[Begin Record list]

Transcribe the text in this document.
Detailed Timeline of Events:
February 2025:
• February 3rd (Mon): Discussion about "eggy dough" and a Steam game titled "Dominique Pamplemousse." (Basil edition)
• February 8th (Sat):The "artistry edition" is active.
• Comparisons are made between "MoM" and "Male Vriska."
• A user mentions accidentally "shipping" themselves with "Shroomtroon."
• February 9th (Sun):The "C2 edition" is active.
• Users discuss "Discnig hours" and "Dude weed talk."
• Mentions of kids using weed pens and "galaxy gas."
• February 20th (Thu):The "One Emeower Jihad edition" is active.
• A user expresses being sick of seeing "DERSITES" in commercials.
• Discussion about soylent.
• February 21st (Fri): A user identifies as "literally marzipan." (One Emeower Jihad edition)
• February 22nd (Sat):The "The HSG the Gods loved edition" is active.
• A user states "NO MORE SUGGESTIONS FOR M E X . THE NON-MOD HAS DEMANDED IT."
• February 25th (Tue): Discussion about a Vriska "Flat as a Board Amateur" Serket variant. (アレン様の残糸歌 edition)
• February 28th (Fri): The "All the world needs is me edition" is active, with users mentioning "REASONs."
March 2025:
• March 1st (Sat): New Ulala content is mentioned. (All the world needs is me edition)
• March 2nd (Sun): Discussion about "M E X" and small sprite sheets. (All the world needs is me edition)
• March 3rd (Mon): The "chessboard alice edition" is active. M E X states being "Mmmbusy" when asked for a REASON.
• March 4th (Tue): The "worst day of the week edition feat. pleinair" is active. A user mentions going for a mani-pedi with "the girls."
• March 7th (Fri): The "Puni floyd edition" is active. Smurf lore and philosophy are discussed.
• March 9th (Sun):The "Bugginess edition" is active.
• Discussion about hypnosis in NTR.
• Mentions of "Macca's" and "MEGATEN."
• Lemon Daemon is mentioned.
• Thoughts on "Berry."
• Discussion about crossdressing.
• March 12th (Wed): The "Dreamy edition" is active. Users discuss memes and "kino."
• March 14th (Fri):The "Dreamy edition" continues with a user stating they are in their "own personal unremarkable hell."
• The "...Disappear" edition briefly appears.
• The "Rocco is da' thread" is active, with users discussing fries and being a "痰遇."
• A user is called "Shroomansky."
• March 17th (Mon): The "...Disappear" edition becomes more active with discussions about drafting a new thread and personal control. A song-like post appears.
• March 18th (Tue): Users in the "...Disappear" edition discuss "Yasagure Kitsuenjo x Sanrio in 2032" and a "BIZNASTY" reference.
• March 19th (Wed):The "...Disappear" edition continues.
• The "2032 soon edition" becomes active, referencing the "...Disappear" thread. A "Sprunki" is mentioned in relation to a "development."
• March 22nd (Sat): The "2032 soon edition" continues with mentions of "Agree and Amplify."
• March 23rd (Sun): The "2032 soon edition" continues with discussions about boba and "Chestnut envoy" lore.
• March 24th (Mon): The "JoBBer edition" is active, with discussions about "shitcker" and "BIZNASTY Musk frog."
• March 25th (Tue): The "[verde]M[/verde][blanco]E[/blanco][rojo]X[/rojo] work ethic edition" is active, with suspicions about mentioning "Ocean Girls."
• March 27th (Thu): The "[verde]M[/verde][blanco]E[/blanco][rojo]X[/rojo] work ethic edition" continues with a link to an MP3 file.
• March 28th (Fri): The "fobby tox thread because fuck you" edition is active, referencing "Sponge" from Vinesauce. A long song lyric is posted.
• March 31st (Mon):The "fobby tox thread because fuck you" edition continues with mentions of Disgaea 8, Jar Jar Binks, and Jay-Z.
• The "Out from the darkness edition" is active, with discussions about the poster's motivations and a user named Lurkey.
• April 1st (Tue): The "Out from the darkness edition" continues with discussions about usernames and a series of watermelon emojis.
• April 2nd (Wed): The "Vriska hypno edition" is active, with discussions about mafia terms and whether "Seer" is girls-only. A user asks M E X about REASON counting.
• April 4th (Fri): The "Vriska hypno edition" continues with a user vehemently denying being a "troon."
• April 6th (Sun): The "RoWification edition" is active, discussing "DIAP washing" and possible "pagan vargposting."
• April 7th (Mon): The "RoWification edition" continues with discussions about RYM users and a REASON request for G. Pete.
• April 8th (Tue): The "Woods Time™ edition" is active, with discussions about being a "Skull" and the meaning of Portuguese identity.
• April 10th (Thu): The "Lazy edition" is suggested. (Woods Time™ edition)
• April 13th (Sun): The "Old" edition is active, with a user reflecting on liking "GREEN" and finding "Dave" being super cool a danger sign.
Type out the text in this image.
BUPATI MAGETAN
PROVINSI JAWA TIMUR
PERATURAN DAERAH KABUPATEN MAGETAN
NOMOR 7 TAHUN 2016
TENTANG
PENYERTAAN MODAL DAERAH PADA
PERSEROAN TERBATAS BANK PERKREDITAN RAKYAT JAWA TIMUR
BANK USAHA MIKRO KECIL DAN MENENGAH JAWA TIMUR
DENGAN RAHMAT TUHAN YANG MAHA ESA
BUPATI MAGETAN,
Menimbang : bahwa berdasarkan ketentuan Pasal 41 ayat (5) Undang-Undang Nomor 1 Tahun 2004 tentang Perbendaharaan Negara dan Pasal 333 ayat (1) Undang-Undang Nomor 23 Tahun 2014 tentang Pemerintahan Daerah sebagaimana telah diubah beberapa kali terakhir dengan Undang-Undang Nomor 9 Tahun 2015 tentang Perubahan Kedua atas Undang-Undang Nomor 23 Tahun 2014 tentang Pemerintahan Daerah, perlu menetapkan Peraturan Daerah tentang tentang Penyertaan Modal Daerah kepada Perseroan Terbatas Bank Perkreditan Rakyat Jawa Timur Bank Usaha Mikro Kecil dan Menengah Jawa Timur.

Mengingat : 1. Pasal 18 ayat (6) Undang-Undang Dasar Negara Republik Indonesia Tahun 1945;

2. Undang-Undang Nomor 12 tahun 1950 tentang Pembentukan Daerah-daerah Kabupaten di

[End Record list]

Lines containing the word "text" must all be returned from the material above.

Transcribe the text in this document.
Type out the text in this image.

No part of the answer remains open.